▶ Instruction: Repeat the part of the studio terminology study text starting with "This week I" and going on through "and sometimes misunderstood.", word for word.

▶ Extract to read:

Out of a total of 33 MA Fashion Photography students only 13 participated to the study. They came from a range of prior educational and professional backgrounds, and for several students English was not their first language [an important factor when learning highly specific technical vocabulary].

What the Study Sought to Reveal

Rather than assessing technical competence, the questionnaire was designed to reveal where friction occurs in studio learning. It explored:

  • The gap between recognising equipment visually and naming it accurately
  • Whether technical terms are understood in real time during fast-paced workshops
  • How students cope when they do not understand studio language
  • Whether terminology affects confidence, communication, and a sense of belonging

Early analysis suggested that studio terminology often operates as a hidden layer of learning, one that can quietly shape confidence and access within the studio.

Why This Matters

For MA Fashion Photography students, studio fluency is closely tied to professional identity. Knowing how to “speak the studio” affects how confidently students collaborate, experiment, and position themselves within professional photographic environments.

By making studio terminology more explicit, visual, and shared, educators can reduce unnecessary barriers and support more inclusive studio learning. This study highlights opportunities to develop clearer and more accessible learning resources, introduce more engaging and inclusive approaches to technical delivery, and consider the role of a centralised glossary in supporting diverse student learning experiences.

Questionnaire preparations

This week I focused on refining the questionnaires, one for students and one for technical staff and visiting practitioners, which will help me understand how photographic studio terminology is learned, used, and sometimes misunderstood.

▶ Provided data:
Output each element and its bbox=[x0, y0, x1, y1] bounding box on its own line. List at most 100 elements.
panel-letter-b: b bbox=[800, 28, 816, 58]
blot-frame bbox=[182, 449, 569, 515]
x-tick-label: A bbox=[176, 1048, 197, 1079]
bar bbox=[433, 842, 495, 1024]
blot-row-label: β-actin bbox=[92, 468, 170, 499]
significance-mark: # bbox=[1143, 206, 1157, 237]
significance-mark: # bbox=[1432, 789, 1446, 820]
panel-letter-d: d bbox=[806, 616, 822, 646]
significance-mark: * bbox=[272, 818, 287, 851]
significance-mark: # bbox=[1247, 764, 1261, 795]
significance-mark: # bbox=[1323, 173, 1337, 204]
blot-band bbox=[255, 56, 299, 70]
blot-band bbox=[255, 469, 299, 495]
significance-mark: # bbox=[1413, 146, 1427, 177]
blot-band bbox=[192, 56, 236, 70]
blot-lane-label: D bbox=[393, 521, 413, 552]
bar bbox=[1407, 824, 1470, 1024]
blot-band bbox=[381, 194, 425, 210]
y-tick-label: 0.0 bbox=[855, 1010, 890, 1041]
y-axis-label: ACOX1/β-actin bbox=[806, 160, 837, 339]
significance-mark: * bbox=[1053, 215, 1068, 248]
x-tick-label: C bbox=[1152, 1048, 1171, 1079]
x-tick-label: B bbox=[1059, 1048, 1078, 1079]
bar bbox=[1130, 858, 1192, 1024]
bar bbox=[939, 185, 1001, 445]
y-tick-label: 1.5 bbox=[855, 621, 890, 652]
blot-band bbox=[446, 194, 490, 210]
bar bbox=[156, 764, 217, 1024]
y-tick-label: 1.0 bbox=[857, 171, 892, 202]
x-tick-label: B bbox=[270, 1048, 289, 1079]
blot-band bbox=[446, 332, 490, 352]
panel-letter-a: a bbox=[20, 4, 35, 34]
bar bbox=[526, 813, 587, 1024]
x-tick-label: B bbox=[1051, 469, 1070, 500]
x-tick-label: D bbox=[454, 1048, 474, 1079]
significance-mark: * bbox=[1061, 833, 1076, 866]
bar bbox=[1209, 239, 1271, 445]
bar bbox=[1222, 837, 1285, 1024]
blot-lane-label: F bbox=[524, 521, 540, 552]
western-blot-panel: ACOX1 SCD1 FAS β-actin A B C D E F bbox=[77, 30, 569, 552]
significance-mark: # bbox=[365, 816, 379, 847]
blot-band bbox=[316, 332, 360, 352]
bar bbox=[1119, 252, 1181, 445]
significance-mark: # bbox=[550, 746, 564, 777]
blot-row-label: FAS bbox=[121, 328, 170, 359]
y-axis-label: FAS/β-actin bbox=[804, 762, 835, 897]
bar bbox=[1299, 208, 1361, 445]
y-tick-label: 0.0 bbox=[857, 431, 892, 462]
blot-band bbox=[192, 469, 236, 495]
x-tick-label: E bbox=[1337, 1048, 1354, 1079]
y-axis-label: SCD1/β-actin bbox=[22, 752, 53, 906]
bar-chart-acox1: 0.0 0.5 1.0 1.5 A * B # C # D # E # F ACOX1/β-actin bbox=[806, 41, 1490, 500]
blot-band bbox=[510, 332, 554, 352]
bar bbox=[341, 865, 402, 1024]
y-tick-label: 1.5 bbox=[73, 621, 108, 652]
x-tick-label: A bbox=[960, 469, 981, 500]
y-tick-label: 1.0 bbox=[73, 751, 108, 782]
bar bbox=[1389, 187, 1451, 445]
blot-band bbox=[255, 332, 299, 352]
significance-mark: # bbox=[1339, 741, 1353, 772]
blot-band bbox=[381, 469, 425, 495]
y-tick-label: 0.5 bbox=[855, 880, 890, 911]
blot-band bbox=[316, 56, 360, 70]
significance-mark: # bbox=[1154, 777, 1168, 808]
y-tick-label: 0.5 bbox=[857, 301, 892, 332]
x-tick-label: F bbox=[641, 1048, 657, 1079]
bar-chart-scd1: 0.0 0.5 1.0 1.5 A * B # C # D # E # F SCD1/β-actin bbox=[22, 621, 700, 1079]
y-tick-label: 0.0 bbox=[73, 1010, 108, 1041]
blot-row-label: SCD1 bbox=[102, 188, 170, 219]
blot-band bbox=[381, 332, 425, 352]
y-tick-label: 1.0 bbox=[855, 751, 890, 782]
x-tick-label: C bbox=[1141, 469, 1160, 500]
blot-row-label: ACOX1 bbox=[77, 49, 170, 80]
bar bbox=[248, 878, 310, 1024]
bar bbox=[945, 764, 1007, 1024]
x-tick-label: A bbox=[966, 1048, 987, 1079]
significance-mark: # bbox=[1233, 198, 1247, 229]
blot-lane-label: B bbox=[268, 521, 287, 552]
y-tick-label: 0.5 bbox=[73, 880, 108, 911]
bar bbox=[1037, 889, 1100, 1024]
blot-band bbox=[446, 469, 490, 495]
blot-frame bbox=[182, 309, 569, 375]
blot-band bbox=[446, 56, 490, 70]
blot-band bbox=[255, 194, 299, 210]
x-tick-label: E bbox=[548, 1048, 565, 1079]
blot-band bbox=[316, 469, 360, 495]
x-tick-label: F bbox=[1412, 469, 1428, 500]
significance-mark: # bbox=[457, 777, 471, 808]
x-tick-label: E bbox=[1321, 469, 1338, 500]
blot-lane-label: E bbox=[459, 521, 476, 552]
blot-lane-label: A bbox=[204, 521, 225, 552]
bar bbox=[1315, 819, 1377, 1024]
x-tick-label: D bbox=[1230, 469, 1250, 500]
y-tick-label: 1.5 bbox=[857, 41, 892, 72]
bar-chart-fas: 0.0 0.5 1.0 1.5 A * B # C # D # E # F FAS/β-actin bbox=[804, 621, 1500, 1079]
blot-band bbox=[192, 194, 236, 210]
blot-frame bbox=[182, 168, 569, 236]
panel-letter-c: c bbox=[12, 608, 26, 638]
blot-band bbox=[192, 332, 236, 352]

▶ Problem solution:
This week I focused on refining the questionnaires, one for students and one for technical staff and visiting practitioners, which will help me understand how photographic studio terminology is learned, used, and sometimes misunderstood.